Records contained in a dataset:
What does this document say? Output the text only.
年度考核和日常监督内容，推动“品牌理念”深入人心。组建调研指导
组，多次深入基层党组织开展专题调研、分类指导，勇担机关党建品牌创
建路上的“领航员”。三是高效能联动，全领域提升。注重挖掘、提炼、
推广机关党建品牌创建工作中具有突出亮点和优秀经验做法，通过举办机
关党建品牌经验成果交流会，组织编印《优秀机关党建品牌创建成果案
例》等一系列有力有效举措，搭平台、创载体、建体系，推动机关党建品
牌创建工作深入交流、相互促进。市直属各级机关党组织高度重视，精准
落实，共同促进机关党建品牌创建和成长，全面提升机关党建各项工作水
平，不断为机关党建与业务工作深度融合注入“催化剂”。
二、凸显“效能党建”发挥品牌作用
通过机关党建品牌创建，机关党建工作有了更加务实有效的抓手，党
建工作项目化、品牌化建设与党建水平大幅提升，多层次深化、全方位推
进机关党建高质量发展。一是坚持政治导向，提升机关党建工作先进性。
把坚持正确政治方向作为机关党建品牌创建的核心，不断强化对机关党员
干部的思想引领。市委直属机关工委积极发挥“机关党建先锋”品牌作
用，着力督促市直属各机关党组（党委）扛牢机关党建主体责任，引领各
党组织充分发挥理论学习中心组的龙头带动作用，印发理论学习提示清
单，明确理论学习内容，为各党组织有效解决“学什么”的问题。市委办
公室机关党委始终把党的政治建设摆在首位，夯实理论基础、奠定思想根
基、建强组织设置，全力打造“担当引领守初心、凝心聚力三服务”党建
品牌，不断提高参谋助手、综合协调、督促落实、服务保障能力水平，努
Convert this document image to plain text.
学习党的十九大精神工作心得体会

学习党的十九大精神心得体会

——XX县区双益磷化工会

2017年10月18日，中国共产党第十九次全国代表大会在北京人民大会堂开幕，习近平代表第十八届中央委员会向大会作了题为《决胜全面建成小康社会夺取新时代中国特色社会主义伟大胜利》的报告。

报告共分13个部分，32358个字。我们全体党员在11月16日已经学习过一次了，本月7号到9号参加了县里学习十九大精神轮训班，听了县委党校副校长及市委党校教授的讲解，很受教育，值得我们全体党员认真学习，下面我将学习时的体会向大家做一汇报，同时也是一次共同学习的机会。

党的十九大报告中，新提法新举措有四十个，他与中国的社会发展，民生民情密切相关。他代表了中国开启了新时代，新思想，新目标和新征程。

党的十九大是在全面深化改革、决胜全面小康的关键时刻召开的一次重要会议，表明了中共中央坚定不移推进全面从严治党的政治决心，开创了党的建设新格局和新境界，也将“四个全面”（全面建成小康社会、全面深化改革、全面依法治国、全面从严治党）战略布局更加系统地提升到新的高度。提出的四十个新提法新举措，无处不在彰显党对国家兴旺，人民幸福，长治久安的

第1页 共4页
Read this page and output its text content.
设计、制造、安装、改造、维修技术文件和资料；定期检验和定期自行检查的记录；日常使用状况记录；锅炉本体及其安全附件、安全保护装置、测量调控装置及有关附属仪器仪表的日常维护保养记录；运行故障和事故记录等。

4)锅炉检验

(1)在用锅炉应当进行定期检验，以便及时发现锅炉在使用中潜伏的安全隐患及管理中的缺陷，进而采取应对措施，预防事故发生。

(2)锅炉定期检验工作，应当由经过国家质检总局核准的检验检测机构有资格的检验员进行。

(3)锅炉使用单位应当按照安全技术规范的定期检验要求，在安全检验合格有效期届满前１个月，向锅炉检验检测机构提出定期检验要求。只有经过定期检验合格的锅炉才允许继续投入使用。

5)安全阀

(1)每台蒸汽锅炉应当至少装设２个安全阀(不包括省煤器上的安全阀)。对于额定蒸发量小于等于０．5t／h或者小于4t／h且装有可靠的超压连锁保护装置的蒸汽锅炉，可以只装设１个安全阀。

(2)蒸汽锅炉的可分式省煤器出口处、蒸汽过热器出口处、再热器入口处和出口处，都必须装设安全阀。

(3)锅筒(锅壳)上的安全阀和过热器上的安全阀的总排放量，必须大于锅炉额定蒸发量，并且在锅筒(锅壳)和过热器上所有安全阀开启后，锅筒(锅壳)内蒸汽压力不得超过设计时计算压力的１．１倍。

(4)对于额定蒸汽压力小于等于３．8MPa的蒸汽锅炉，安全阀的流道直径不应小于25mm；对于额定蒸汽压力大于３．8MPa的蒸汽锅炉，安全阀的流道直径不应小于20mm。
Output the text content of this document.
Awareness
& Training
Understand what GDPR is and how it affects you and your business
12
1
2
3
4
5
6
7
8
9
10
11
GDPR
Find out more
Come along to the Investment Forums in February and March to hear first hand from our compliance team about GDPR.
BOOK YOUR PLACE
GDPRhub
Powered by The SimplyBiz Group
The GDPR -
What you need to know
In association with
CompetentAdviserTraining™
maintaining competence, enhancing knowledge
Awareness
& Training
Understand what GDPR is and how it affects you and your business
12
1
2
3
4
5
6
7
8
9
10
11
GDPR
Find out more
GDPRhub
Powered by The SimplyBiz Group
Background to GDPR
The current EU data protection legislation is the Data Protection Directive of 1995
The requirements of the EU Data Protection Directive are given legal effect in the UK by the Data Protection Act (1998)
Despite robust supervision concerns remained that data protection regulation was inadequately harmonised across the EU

# [Task details]
In this exercise, repeat all entries exactly.

# [Task answer]
What does this document say? Output the text only.
年度考核和日常监督内容，推动“品牌理念”深入人心。组建调研指导
组，多次深入基层党组织开展专题调研、分类指导，勇担机关党建品牌创
建路上的“领航员”。三是高效能联动，全领域提升。注重挖掘、提炼、
推广机关党建品牌创建工作中具有突出亮点和优秀经验做法，通过举办机
关党建品牌经验成果交流会，组织编印《优秀机关党建品牌创建成果案
例》等一系列有力有效举措，搭平台、创载体、建体系，推动机关党建品
牌创建工作深入交流、相互促进。市直属各级机关党组织高度重视，精准
落实，共同促进机关党建品牌创建和成长，全面提升机关党建各项工作水
平，不断为机关党建与业务工作深度融合注入“催化剂”。
二、凸显“效能党建”发挥品牌作用
通过机关党建品牌创建，机关党建工作有了更加务实有效的抓手，党
建工作项目化、品牌化建设与党建水平大幅提升，多层次深化、全方位推
进机关党建高质量发展。一是坚持政治导向，提升机关党建工作先进性。
把坚持正确政治方向作为机关党建品牌创建的核心，不断强化对机关党员
干部的思想引领。市委直属机关工委积极发挥“机关党建先锋”品牌作
用，着力督促市直属各机关党组（党委）扛牢机关党建主体责任，引领各
党组织充分发挥理论学习中心组的龙头带动作用，印发理论学习提示清
单，明确理论学习内容，为各党组织有效解决“学什么”的问题。市委办
公室机关党委始终把党的政治建设摆在首位，夯实理论基础、奠定思想根
基、建强组织设置，全力打造“担当引领守初心、凝心聚力三服务”党建
品牌，不断提高参谋助手、综合协调、督促落实、服务保障能力水平，努
Convert this document image to plain text.
学习党的十九大精神工作心得体会

学习党的十九大精神心得体会

——XX县区双益磷化工会

2017年10月18日，中国共产党第十九次全国代表大会在北京人民大会堂开幕，习近平代表第十八届中央委员会向大会作了题为《决胜全面建成小康社会夺取新时代中国特色社会主义伟大胜利》的报告。

报告共分13个部分，32358个字。我们全体党员在11月16日已经学习过一次了，本月7号到9号参加了县里学习十九大精神轮训班，听了县委党校副校长及市委党校教授的讲解，很受教育，值得我们全体党员认真学习，下面我将学习时的体会向大家做一汇报，同时也是一次共同学习的机会。

党的十九大报告中，新提法新举措有四十个，他与中国的社会发展，民生民情密切相关。他代表了中国开启了新时代，新思想，新目标和新征程。

党的十九大是在全面深化改革、决胜全面小康的关键时刻召开的一次重要会议，表明了中共中央坚定不移推进全面从严治党的政治决心，开创了党的建设新格局和新境界，也将“四个全面”（全面建成小康社会、全面深化改革、全面依法治国、全面从严治党）战略布局更加系统地提升到新的高度。提出的四十个新提法新举措，无处不在彰显党对国家兴旺，人民幸福，长治久安的

第1页 共4页
Read this page and output its text content.
设计、制造、安装、改造、维修技术文件和资料；定期检验和定期自行检查的记录；日常使用状况记录；锅炉本体及其安全附件、安全保护装置、测量调控装置及有关附属仪器仪表的日常维护保养记录；运行故障和事故记录等。

4)锅炉检验

(1)在用锅炉应当进行定期检验，以便及时发现锅炉在使用中潜伏的安全隐患及管理中的缺陷，进而采取应对措施，预防事故发生。

(2)锅炉定期检验工作，应当由经过国家质检总局核准的检验检测机构有资格的检验员进行。

(3)锅炉使用单位应当按照安全技术规范的定期检验要求，在安全检验合格有效期届满前１个月，向锅炉检验检测机构提出定期检验要求。只有经过定期检验合格的锅炉才允许继续投入使用。

5)安全阀

(1)每台蒸汽锅炉应当至少装设２个安全阀(不包括省煤器上的安全阀)。对于额定蒸发量小于等于０．5t／h或者小于4t／h且装有可靠的超压连锁保护装置的蒸汽锅炉，可以只装设１个安全阀。

(2)蒸汽锅炉的可分式省煤器出口处、蒸汽过热器出口处、再热器入口处和出口处，都必须装设安全阀。

(3)锅筒(锅壳)上的安全阀和过热器上的安全阀的总排放量，必须大于锅炉额定蒸发量，并且在锅筒(锅壳)和过热器上所有安全阀开启后，锅筒(锅壳)内蒸汽压力不得超过设计时计算压力的１．１倍。

(4)对于额定蒸汽压力小于等于３．8MPa的蒸汽锅炉，安全阀的流道直径不应小于25mm；对于额定蒸汽压力大于３．8MPa的蒸汽锅炉，安全阀的流道直径不应小于20mm。
Output the text content of this document.
Awareness
& Training
Understand what GDPR is and how it affects you and your business
12
1
2
3
4
5
6
7
8
9
10
11
GDPR
Find out more
Come along to the Investment Forums in February and March to hear first hand from our compliance team about GDPR.
BOOK YOUR PLACE
GDPRhub
Powered by The SimplyBiz Group
The GDPR -
What you need to know
In association with
CompetentAdviserTraining™
maintaining competence, enhancing knowledge
Awareness
& Training
Understand what GDPR is and how it affects you and your business
12
1
2
3
4
5
6
7
8
9
10
11
GDPR
Find out more
GDPRhub
Powered by The SimplyBiz Group
Background to GDPR
The current EU data protection legislation is the Data Protection Directive of 1995
The requirements of the EU Data Protection Directive are given legal effect in the UK by the Data Protection Act (1998)
Despite robust supervision concerns remained that data protection regulation was inadequately harmonised across the EU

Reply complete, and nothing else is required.